▶ Data excerpts
---+---

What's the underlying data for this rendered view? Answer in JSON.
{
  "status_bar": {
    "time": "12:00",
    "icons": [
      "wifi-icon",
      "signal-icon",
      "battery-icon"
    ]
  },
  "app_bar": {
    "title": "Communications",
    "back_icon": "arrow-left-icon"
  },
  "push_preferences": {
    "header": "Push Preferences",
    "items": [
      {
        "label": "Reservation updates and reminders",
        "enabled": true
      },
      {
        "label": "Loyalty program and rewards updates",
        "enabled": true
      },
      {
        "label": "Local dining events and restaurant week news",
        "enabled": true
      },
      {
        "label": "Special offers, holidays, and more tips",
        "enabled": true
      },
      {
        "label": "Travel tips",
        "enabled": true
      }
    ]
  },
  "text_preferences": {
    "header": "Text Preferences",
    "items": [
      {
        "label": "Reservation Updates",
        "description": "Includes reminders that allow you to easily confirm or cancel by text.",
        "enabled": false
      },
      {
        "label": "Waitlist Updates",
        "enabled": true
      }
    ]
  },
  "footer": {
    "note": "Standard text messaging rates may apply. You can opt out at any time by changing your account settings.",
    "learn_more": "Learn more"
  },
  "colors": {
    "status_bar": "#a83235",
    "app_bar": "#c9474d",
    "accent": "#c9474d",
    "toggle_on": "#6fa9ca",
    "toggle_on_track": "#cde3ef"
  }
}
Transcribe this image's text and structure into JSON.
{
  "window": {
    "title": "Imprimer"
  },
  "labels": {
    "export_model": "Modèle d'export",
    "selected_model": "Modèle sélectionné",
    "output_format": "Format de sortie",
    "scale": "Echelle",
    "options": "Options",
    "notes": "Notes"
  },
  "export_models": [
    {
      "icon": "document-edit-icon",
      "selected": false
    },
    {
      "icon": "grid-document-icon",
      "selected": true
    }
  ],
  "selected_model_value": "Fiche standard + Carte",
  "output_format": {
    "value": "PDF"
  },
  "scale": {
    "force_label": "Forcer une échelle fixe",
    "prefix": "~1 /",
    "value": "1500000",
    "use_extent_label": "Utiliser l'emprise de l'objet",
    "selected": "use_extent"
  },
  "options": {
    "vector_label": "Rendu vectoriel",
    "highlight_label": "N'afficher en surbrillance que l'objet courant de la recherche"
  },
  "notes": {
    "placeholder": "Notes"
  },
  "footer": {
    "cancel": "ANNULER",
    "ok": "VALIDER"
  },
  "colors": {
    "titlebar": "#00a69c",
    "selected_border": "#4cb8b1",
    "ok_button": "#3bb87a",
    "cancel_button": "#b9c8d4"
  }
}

---+---

▶ Prompt
Report the number of lines in the entries above that include the string "this". Give nothing but the number.

▶ Task result
2